>> BEGIN

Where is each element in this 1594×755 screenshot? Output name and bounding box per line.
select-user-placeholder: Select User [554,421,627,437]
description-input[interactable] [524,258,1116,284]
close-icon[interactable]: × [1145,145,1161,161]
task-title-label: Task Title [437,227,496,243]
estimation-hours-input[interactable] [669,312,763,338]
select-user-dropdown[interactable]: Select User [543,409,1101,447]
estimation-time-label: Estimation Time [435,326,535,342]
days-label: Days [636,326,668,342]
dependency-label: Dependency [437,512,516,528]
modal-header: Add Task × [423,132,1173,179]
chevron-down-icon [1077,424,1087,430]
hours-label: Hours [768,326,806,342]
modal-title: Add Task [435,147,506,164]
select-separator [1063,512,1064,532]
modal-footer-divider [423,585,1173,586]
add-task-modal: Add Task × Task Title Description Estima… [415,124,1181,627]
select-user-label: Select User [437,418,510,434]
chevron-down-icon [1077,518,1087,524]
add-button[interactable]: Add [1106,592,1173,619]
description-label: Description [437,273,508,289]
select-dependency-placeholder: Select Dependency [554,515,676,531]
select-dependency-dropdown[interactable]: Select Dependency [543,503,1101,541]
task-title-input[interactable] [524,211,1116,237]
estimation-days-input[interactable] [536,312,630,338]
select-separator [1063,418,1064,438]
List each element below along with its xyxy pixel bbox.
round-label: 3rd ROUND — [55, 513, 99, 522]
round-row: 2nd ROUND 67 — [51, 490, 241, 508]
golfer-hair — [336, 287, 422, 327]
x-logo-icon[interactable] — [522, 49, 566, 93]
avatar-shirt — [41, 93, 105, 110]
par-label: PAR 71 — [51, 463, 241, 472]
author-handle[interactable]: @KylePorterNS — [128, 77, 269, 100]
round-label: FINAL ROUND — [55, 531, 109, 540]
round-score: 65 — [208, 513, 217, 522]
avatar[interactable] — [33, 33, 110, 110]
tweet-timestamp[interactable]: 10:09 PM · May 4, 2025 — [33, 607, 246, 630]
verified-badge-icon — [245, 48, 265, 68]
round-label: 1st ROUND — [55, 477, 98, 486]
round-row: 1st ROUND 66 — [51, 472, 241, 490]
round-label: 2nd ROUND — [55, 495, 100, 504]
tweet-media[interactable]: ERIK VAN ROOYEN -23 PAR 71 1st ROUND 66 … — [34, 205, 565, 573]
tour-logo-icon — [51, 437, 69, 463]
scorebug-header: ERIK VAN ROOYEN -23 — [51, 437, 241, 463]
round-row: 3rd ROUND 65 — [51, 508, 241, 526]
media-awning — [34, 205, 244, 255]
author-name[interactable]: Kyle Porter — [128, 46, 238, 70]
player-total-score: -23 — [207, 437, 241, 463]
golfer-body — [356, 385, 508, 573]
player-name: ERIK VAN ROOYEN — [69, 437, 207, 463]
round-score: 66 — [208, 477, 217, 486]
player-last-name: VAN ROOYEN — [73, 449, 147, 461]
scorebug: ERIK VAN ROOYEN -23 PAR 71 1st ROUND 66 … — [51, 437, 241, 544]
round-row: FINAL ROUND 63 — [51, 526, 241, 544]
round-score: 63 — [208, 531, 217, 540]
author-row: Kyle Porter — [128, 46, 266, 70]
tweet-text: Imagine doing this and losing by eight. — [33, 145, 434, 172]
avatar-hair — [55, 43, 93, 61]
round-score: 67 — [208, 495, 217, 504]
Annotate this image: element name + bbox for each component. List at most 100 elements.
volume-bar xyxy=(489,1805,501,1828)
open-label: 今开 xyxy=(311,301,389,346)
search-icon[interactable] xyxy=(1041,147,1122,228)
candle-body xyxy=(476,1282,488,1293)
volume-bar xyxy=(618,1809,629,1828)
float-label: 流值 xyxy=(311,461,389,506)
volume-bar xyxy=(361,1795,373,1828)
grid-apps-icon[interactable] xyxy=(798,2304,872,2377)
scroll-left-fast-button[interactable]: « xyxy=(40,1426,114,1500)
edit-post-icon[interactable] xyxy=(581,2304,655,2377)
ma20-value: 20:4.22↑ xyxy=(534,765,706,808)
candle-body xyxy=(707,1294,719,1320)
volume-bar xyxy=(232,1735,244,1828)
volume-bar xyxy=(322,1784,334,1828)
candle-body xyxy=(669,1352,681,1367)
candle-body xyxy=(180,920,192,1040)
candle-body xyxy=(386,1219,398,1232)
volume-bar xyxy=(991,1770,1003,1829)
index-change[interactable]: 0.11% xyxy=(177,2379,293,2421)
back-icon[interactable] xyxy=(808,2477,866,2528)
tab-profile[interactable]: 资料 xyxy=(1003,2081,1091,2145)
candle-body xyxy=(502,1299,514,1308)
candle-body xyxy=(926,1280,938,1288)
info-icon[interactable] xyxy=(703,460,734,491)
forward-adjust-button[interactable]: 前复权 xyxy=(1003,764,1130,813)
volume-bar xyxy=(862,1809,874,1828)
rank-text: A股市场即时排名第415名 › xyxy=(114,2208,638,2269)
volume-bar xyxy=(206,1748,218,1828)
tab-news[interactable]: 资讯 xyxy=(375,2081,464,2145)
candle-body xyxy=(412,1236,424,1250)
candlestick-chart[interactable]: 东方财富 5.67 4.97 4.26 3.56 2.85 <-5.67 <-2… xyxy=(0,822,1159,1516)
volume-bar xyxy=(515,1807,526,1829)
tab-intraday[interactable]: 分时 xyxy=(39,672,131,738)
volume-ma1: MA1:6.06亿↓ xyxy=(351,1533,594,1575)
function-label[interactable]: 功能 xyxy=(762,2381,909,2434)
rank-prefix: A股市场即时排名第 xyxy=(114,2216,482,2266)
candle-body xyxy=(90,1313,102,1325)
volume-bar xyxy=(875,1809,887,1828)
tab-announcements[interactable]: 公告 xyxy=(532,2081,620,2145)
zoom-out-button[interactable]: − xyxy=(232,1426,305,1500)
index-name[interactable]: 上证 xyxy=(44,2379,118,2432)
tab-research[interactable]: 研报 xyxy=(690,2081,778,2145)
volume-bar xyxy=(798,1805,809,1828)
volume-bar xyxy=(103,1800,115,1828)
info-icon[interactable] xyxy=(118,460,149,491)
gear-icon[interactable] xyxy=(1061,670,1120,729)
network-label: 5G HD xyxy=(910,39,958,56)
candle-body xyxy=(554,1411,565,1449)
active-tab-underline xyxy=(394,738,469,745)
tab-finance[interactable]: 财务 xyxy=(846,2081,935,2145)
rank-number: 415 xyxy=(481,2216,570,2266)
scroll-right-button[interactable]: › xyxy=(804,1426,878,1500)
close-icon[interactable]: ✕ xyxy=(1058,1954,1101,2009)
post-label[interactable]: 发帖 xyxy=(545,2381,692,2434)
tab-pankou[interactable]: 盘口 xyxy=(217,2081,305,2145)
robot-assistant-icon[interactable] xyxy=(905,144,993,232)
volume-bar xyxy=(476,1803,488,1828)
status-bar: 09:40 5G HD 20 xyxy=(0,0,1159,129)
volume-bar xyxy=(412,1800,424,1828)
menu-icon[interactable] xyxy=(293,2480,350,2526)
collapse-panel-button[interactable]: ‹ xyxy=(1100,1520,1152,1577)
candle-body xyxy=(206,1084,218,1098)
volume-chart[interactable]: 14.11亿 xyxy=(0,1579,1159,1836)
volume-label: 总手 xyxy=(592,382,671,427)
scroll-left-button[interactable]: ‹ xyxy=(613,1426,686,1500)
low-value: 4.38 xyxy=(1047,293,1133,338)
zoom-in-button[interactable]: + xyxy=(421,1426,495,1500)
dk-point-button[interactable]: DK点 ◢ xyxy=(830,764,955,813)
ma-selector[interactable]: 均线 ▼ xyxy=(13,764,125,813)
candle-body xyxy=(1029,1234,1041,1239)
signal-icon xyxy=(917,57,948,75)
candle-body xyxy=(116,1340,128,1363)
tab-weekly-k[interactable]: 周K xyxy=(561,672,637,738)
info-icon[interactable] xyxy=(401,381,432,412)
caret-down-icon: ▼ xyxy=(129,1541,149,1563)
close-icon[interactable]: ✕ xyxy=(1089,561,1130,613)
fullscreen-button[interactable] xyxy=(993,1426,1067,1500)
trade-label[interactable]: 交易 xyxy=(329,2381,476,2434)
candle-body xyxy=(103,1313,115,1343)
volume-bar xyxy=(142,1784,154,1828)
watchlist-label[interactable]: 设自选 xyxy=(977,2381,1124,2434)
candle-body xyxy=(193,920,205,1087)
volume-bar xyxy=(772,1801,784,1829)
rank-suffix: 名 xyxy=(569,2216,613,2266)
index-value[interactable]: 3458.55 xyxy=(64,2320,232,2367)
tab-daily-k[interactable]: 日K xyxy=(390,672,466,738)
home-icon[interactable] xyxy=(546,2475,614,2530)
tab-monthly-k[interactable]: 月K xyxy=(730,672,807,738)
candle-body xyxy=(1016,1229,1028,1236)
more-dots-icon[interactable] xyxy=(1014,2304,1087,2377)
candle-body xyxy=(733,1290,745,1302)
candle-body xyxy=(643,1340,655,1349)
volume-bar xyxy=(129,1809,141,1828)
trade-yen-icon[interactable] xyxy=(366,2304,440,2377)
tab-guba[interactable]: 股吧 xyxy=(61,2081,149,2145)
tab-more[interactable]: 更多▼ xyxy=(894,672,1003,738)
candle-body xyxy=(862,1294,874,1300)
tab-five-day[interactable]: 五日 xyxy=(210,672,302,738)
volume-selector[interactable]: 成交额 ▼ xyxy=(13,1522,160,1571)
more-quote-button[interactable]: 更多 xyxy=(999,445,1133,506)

>> END

= SET PROBLEM =
Starting at the first line of the entries and going through the line that contains "avatar[interactable] — [33, 33, 110, 110]", rewrite those lines as a numbered list, skipping any blank lines.

= SOLUTION TO THIS TASK =
1. Where is each element in this 1594×755 screenshot? Output name and bounding box per line.
2. select-user-placeholder: Select User [554,421,627,437]
3. description-input[interactable] [524,258,1116,284]
4. close-icon[interactable]: × [1145,145,1161,161]
5. task-title-label: Task Title [437,227,496,243]
6. estimation-hours-input[interactable] [669,312,763,338]
7. select-user-dropdown[interactable]: Select User [543,409,1101,447]
8. estimation-time-label: Estimation Time [435,326,535,342]
9. days-label: Days [636,326,668,342]
10. dependency-label: Dependency [437,512,516,528]
11. modal-header: Add Task × [423,132,1173,179]
12. chevron-down-icon [1077,424,1087,430]
13. hours-label: Hours [768,326,806,342]
14. modal-title: Add Task [435,147,506,164]
15. select-separator [1063,512,1064,532]
16. modal-footer-divider [423,585,1173,586]
17. add-task-modal: Add Task × Task Title Description Estima… [415,124,1181,627]
18. select-user-label: Select User [437,418,510,434]
19. chevron-down-icon [1077,518,1087,524]
20. add-button[interactable]: Add [1106,592,1173,619]
21. description-label: Description [437,273,508,289]
22. select-dependency-placeholder: Select Dependency [554,515,676,531]
23. select-dependency-dropdown[interactable]: Select Dependency [543,503,1101,541]
24. task-title-input[interactable] [524,211,1116,237]
25. estimation-days-input[interactable] [536,312,630,338]
26. select-separator [1063,418,1064,438]
27. List each element below along with its xyxy pixel bbox.
28. round-label: 3rd ROUND — [55, 513, 99, 522]
29. round-row: 2nd ROUND 67 — [51, 490, 241, 508]
30. golfer-hair — [336, 287, 422, 327]
31. x-logo-icon[interactable] — [522, 49, 566, 93]
32. avatar-shirt — [41, 93, 105, 110]
33. par-label: PAR 71 — [51, 463, 241, 472]
34. author-handle[interactable]: @KylePorterNS — [128, 77, 269, 100]
35. round-label: FINAL ROUND — [55, 531, 109, 540]
36. round-score: 65 — [208, 513, 217, 522]
37. avatar[interactable] — [33, 33, 110, 110]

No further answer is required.